SET PROBLEM: Read the records below. Copy each line where the string "Fanuc" occurs.

__________

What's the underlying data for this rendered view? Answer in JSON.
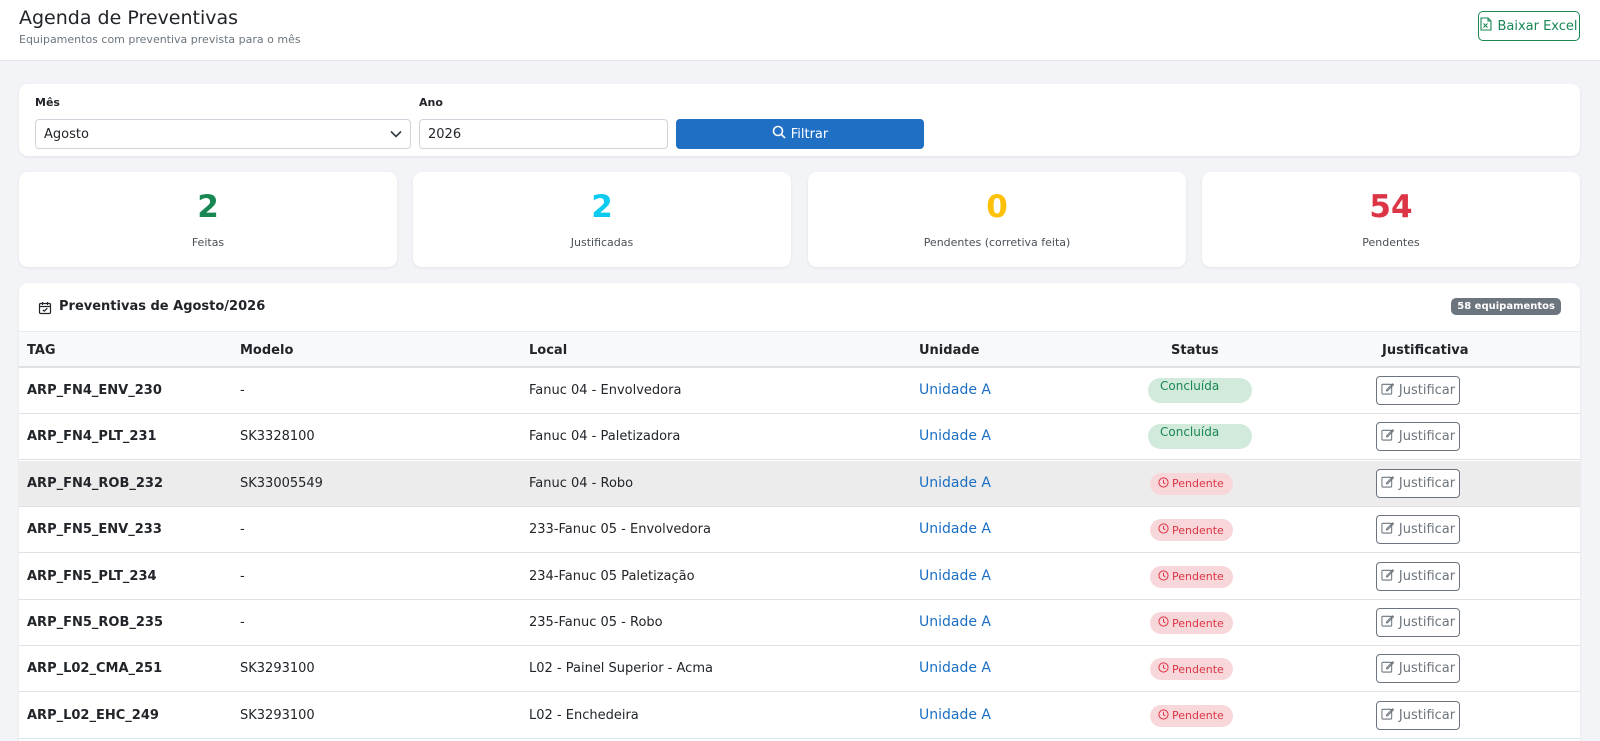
{
  "header": {
    "title": "Agenda de Preventivas",
    "subtitle": "Equipamentos com preventiva prevista para o mês",
    "excel_button": "Baixar Excel",
    "excel_icon": "file-excel-icon"
  },
  "filters": {
    "month_label": "Mês",
    "month_value": "Agosto",
    "year_label": "Ano",
    "year_value": "2026",
    "filter_button": "Filtrar",
    "filter_icon": "search-icon"
  },
  "stats": [
    {
      "value": "2",
      "label": "Feitas",
      "color": "#198754"
    },
    {
      "value": "2",
      "label": "Justificadas",
      "color": "#0dcaf0"
    },
    {
      "value": "0",
      "label": "Pendentes (corretiva feita)",
      "color": "#ffc107"
    },
    {
      "value": "54",
      "label": "Pendentes",
      "color": "#dc3545"
    }
  ],
  "table": {
    "title": "Preventivas de Agosto/2026",
    "title_icon": "calendar-check-icon",
    "count_badge": "58 equipamentos",
    "columns": [
      "TAG",
      "Modelo",
      "Local",
      "Unidade",
      "Status",
      "Justificativa"
    ],
    "action_label": "Justificar",
    "action_icon": "edit-icon",
    "rows": [
      {
        "tag": "ARP_FN4_ENV_230",
        "modelo": "-",
        "local": "Fanuc 04 - Envolvedora",
        "unidade": "Unidade A",
        "status": "Concluída",
        "status_type": "done"
      },
      {
        "tag": "ARP_FN4_PLT_231",
        "modelo": "SK3328100",
        "local": "Fanuc 04 - Paletizadora",
        "unidade": "Unidade A",
        "status": "Concluída",
        "status_type": "done"
      },
      {
        "tag": "ARP_FN4_ROB_232",
        "modelo": "SK33005549",
        "local": "Fanuc 04 - Robo",
        "unidade": "Unidade A",
        "status": "Pendente",
        "status_type": "pending"
      },
      {
        "tag": "ARP_FN5_ENV_233",
        "modelo": "-",
        "local": "233-Fanuc 05 - Envolvedora",
        "unidade": "Unidade A",
        "status": "Pendente",
        "status_type": "pending"
      },
      {
        "tag": "ARP_FN5_PLT_234",
        "modelo": "-",
        "local": "234-Fanuc 05 Paletização",
        "unidade": "Unidade A",
        "status": "Pendente",
        "status_type": "pending"
      },
      {
        "tag": "ARP_FN5_ROB_235",
        "modelo": "-",
        "local": "235-Fanuc 05 - Robo",
        "unidade": "Unidade A",
        "status": "Pendente",
        "status_type": "pending"
      },
      {
        "tag": "ARP_L02_CMA_251",
        "modelo": "SK3293100",
        "local": "L02 - Painel Superior - Acma",
        "unidade": "Unidade A",
        "status": "Pendente",
        "status_type": "pending"
      },
      {
        "tag": "ARP_L02_EHC_249",
        "modelo": "SK3293100",
        "local": "L02 - Enchedeira",
        "unidade": "Unidade A",
        "status": "Pendente",
        "status_type": "pending"
      }
    ]
  }
}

__________

RESULT:
        "local": "Fanuc 04 - Envolvedora",
        "local": "Fanuc 04 - Paletizadora",
        "local": "Fanuc 04 - Robo",
        "local": "233-Fanuc 05 - Envolvedora",
        "local": "234-Fanuc 05 Paletização",
        "local": "235-Fanuc 05 - Robo",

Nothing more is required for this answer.